- [Dataset rows]
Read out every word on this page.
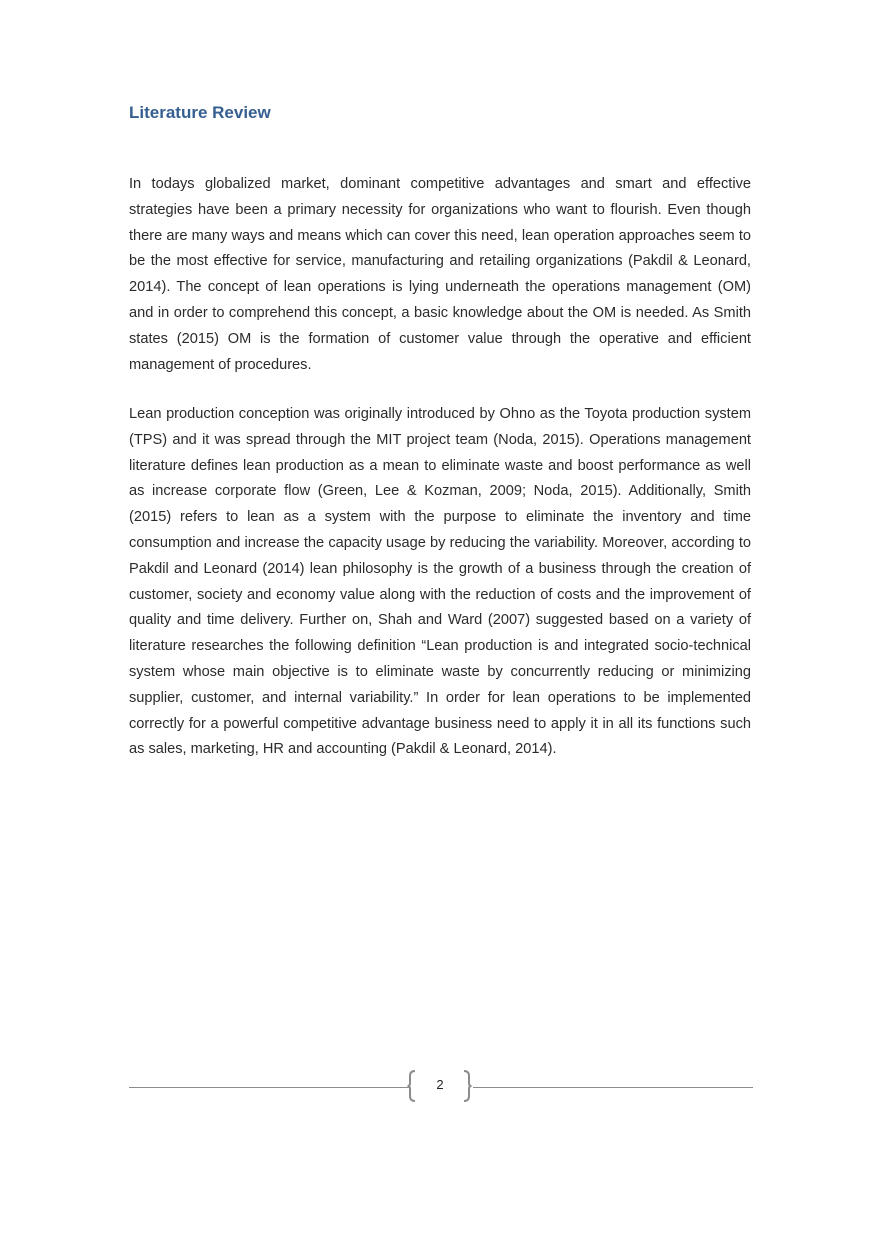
Literature Review

In todays globalized market, dominant competitive advantages and smart and effective strategies have been a primary necessity for organizations who want to flourish. Even though there are many ways and means which can cover this need, lean operation approaches seem to be the most effective for service, manufacturing and retailing organizations (Pakdil & Leonard, 2014). The concept of lean operations is lying underneath the operations management (OM) and in order to comprehend this concept, a basic knowledge about the OM is needed. As Smith states (2015) OM is the formation of customer value through the operative and efficient management of procedures.

Lean production conception was originally introduced by Ohno as the Toyota production system (TPS) and it was spread through the MIT project team (Noda, 2015). Operations management literature defines lean production as a mean to eliminate waste and boost performance as well as increase corporate flow (Green, Lee & Kozman, 2009; Noda, 2015). Additionally, Smith (2015) refers to lean as a system with the purpose to eliminate the inventory and time consumption and increase the capacity usage by reducing the variability. Moreover, according to Pakdil and Leonard (2014) lean philosophy is the growth of a business through the creation of customer, society and economy value along with the reduction of costs and the improvement of quality and time delivery. Further on, Shah and Ward (2007) suggested based on a variety of literature researches the following definition “Lean production is and integrated socio-technical system whose main objective is to eliminate waste by concurrently reducing or minimizing supplier, customer, and internal variability.” In order for lean operations to be implemented correctly for a powerful competitive advantage business need to apply it in all its functions such as sales, marketing, HR and accounting (Pakdil & Leonard, 2014).

2
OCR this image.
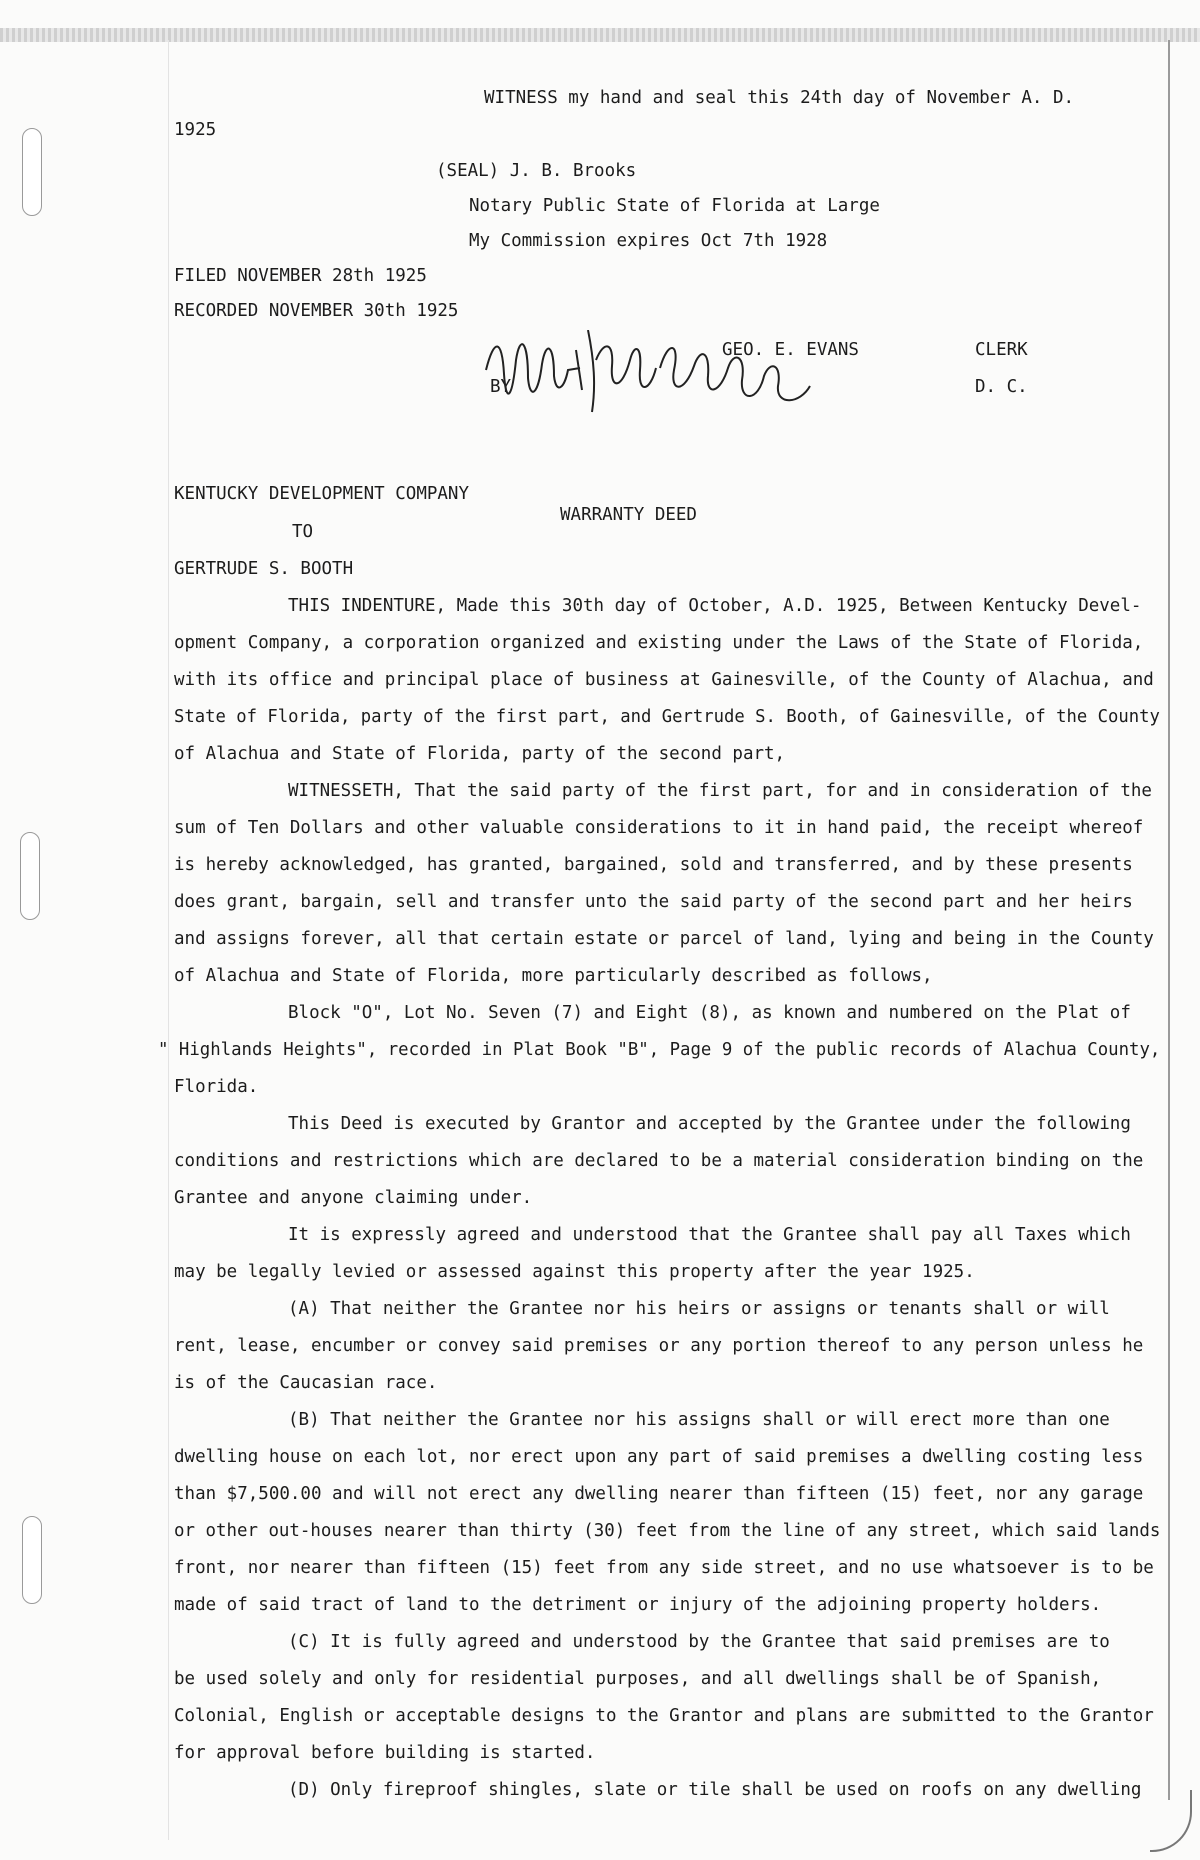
WITNESS my hand and seal this 24th day of November A. D.
1925
(SEAL) J. B. Brooks
Notary Public State of Florida at Large
My Commission expires Oct 7th 1928
FILED NOVEMBER 28th 1925
RECORDED NOVEMBER 30th 1925
GEO. E. EVANS	CLERK
BY	D. C.
KENTUCKY DEVELOPMENT COMPANY
WARRANTY DEED
TO
GERTRUDE S. BOOTH
THIS INDENTURE, Made this 30th day of October, A.D. 1925, Between Kentucky Devel-
opment Company, a corporation organized and existing under the Laws of the State of Florida,
with its office and principal place of business at Gainesville, of the County of Alachua, and
State of Florida, party of the first part, and Gertrude S. Booth, of Gainesville, of the County
of Alachua and State of Florida, party of the second part,
WITNESSETH, That the said party of the first part, for and in consideration of the
sum of Ten Dollars and other valuable considerations to it in hand paid, the receipt whereof
is hereby acknowledged, has granted, bargained, sold and transferred, and by these presents
does grant, bargain, sell and transfer unto the said party of the second part and her heirs
and assigns forever, all that certain estate or parcel of land, lying and being in the County
of Alachua and State of Florida, more particularly described as follows,
Block "O", Lot No. Seven (7) and Eight (8), as known and numbered on the Plat of
" Highlands Heights", recorded in Plat Book "B", Page 9 of the public records of Alachua County,
Florida.
This Deed is executed by Grantor and accepted by the Grantee under the following
conditions and restrictions which are declared to be a material consideration binding on the
Grantee and anyone claiming under.
It is expressly agreed and understood that the Grantee shall pay all Taxes which
may be legally levied or assessed against this property after the year 1925.
(A) That neither the Grantee nor his heirs or assigns or tenants shall or will
rent, lease, encumber or convey said premises or any portion thereof to any person unless he
is of the Caucasian race.
(B) That neither the Grantee nor his assigns shall or will erect more than one
dwelling house on each lot, nor erect upon any part of said premises a dwelling costing less
than $7,500.00 and will not erect any dwelling nearer than fifteen (15) feet, nor any garage
or other out-houses nearer than thirty (30) feet from the line of any street, which said lands
front, nor nearer than fifteen (15) feet from any side street, and no use whatsoever is to be
made of said tract of land to the detriment or injury of the adjoining property holders.
(C) It is fully agreed and understood by the Grantee that said premises are to
be used solely and only for residential purposes, and all dwellings shall be of Spanish,
Colonial, English or acceptable designs to the Grantor and plans are submitted to the Grantor
for approval before building is started.
(D) Only fireproof shingles, slate or tile shall be used on roofs on any dwelling
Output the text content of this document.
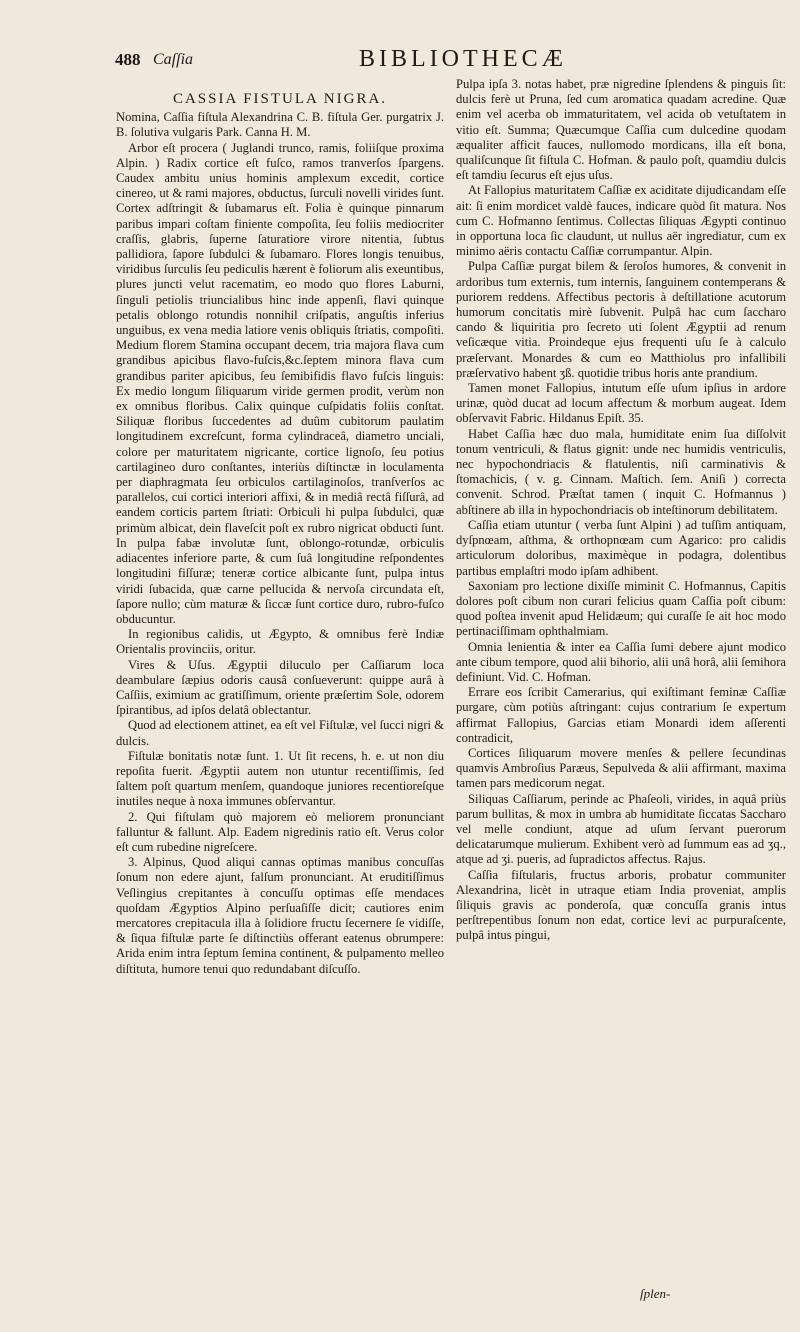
488 Caſſia	BIBLIOTHECÆ
CASSIA FISTULA NIGRA.

Nomina, Caſſia fiſtula Alexandrina C. B. fiſtula Ger. purgatrix J. B. ſolutiva vulgaris Park. Canna H. M.

Arbor eſt procera ( Juglandi trunco, ramis, foliiſque proxima Alpin. ) Radix cortice eſt fuſco, ramos tranverſos ſpargens. Caudex ambitu unius hominis amplexum excedit, cortice cinereo, ut & rami majores, obductus, ſurculi novelli virides ſunt. Cortex adſtringit & ſubamarus eſt. Folia è quinque pinnarum paribus impari coſtam finiente compoſita, ſeu foliis mediocriter craſſis, glabris, ſuperne ſaturatiore virore nitentia, ſubtus pallidiora, ſapore ſubdulci & ſubamaro. Flores longis tenuibus, viridibus ſurculis ſeu pediculis hærent è foliorum alis exeuntibus, plures juncti velut racematim, eo modo quo flores Laburni, ſinguli petiolis triuncialibus hinc inde appenſi, flavi quinque petalis oblongo rotundis nonnihil criſpatis, anguſtis inferius unguibus, ex vena media latiore venis obliquis ſtriatis, compoſiti. Medium florem Stamina occupant decem, tria majora flava cum grandibus apicibus flavo-fuſcis,&c.ſeptem minora flava cum grandibus pariter apicibus, ſeu ſemibifidis flavo fuſcis linguis: Ex medio longum ſiliquarum viride germen prodit, verùm non ex omnibus floribus. Calix quinque cuſpidatis foliis conſtat. Siliquæ floribus ſuccedentes ad duûm cubitorum paulatim longitudinem excreſcunt, forma cylindraceâ, diametro unciali, colore per maturitatem nigricante, cortice lignoſo, ſeu potius cartilagineo duro conſtantes, interiùs diſtinctæ in loculamenta per diaphragmata ſeu orbiculos cartilaginoſos, tranſverſos ac parallelos, cui cortici interiori affixi, & in mediâ rectâ fiſſurâ, ad eandem corticis partem ſtriati: Orbiculi hi pulpa ſubdulci, quæ primùm albicat, dein flaveſcit poſt ex rubro nigricat obducti ſunt. In pulpa fabæ involutæ ſunt, oblongo-rotundæ, orbiculis adiacentes inferiore parte, & cum ſuâ longitudine reſpondentes longitudini fiſſuræ; teneræ cortice albicante ſunt, pulpa intus viridi ſubacida, quæ carne pellucida & nervoſa circundata eſt, ſapore nullo; cùm maturæ & ſiccæ ſunt cortice duro, rubro-fuſco obducuntur.

In regionibus calidis, ut Ægypto, & omnibus ferè Indiæ Orientalis provinciis, oritur.

Vires & Uſus. Ægyptii diluculo per Caſſiarum loca deambulare ſæpius odoris causâ conſueverunt: quippe aurâ à Caſſiis, eximium ac gratiſſimum, oriente præſertim Sole, odorem ſpirantibus, ad ipſos delatâ oblectantur.

Quod ad electionem attinet, ea eſt vel Fiſtulæ, vel ſucci nigri & dulcis.

Fiſtulæ bonitatis notæ ſunt. 1. Ut ſit recens, h. e. ut non diu repoſita fuerit. Ægyptii autem non utuntur recentiſſimis, ſed ſaltem poſt quartum menſem, quandoque juniores recentioreſque inutiles neque à noxa immunes obſervantur.

2. Qui fiſtulam quò majorem eò meliorem pronunciant falluntur & fallunt. Alp. Eadem nigredinis ratio eſt. Verus color eſt cum rubedine nigreſcere.

3. Alpinus, Quod aliqui cannas optimas manibus concuſſas ſonum non edere ajunt, falſum pronunciant. At eruditiſſimus Veſlingius crepitantes à concuſſu optimas eſſe mendaces quoſdam Ægyptios Alpino perſuaſiſſe dicit; cautiores enim mercatores crepitacula illa à ſolidiore fructu ſecernere ſe vidiſſe, & ſiqua fiſtulæ parte ſe diſtinctiùs offerant eatenus obrumpere: Arida enim intra ſeptum ſemina continent, & pulpamento melleo diſtituta, humore tenui quo redundabant diſcuſſo.

Pulpa ipſa 3. notas habet, præ nigredine ſplendens & pinguis ſit: dulcis ferè ut Pruna, ſed cum aromatica quadam acredine. Quæ enim vel acerba ob immaturitatem, vel acida ob vetuſtatem in vitio eſt. Summa; Quæcumque Caſſia cum dulcedine quodam æqualiter afficit fauces, nullomodo mordicans, illa eſt bona, qualiſcunque ſit fiſtula C. Hofman. & paulo poſt, quamdiu dulcis eſt tamdiu ſecurus eſt ejus uſus.

At Fallopius maturitatem Caſſiæ ex aciditate dijudicandam eſſe ait: ſi enim mordicet valdè fauces, indicare quòd ſit matura. Nos cum C. Hofmanno ſentimus. Collectas ſiliquas Ægypti continuo in opportuna loca ſic claudunt, ut nullus aër ingrediatur, cum ex minimo aëris contactu Caſſiæ corrumpantur. Alpin.

Pulpa Caſſiæ purgat bilem & ſeroſos humores, & convenit in ardoribus tum externis, tum internis, ſanguinem contemperans & puriorem reddens. Affectibus pectoris à deſtillatione acutorum humorum concitatis mirè ſubvenit. Pulpâ hac cum ſaccharo cando & liquiritia pro ſecreto uti ſolent Ægyptii ad renum veſicæque vitia. Proindeque ejus frequenti uſu ſe à calculo præſervant. Monardes & cum eo Matthiolus pro infallibili præſervativo habent ʒß. quotidie tribus horis ante prandium.

Tamen monet Fallopius, intutum eſſe uſum ipſius in ardore urinæ, quòd ducat ad locum affectum & morbum augeat. Idem obſervavit Fabric. Hildanus Epiſt. 35.

Habet Caſſia hæc duo mala, humiditate enim ſua diſſolvit tonum ventriculi, & flatus gignit: unde nec humidis ventriculis, nec hypochondriacis & flatulentis, niſi carminativis & ſtomachicis, ( v. g. Cinnam. Maſtich. ſem. Aniſi ) correcta convenit. Schrod. Præſtat tamen ( inquit C. Hofmannus ) abſtinere ab illa in hypochondriacis ob inteſtinorum debilitatem.

Caſſia etiam utuntur ( verba ſunt Alpini ) ad tuſſim antiquam, dyſpnœam, aſthma, & orthopnœam cum Agarico: pro calidis articulorum doloribus, maximèque in podagra, dolentibus partibus emplaſtri modo ipſam adhibent.

Saxoniam pro lectione dixiſſe miminit C. Hofmannus, Capitis dolores poſt cibum non curari felicius quam Caſſia poſt cibum: quod poſtea invenit apud Helidæum; qui curaſſe ſe ait hoc modo pertinaciſſimam ophthalmiam.

Omnia lenientia & inter ea Caſſia ſumi debere ajunt modico ante cibum tempore, quod alii bihorio, alii unâ horâ, alii ſemihora definiunt. Vid. C. Hofman.

Errare eos ſcribit Camerarius, qui exiſtimant feminæ Caſſiæ purgare, cùm potiùs aſtringant: cujus contrarium ſe expertum affirmat Fallopius, Garcias etiam Monardi idem aſſerenti contradicit,

Cortices ſiliquarum movere menſes & pellere ſecundinas quamvis Ambroſius Paræus, Sepulveda & alii affirmant, maxima tamen pars medicorum negat.

Siliquas Caſſiarum, perinde ac Phaſeoli, virides, in aquâ priùs parum bullitas, & mox in umbra ab humiditate ſiccatas Saccharo vel melle condiunt, atque ad uſum ſervant puerorum delicatarumque mulierum. Exhibent verò ad ſummum eas ad ʒq., atque ad ʒi. pueris, ad ſupradictos affectus. Rajus.

Caſſia fiſtularis, fructus arboris, probatur communiter Alexandrina, licèt in utraque etiam India proveniat, amplis ſiliquis gravis ac ponderoſa, quæ concuſſa granis intus perſtrepentibus ſonum non edat, cortice levi ac purpuraſcente, pulpâ intus pingui,

ſplen-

- [The exercise] Read the entries above, then pull out the lines that include "cibum".

- [Written answer]
Saxoniam pro lectione dixiſſe miminit C. Hofmannus, Capitis dolores poſt cibum non curari felicius quam Caſſia poſt cibum: quod poſtea invenit apud Helidæum; qui curaſſe ſe ait hoc modo pertinaciſſimam ophthalmiam.
Omnia lenientia & inter ea Caſſia ſumi debere ajunt modico ante cibum tempore, quod alii bihorio, alii unâ horâ, alii ſemihora definiunt. Vid. C. Hofman.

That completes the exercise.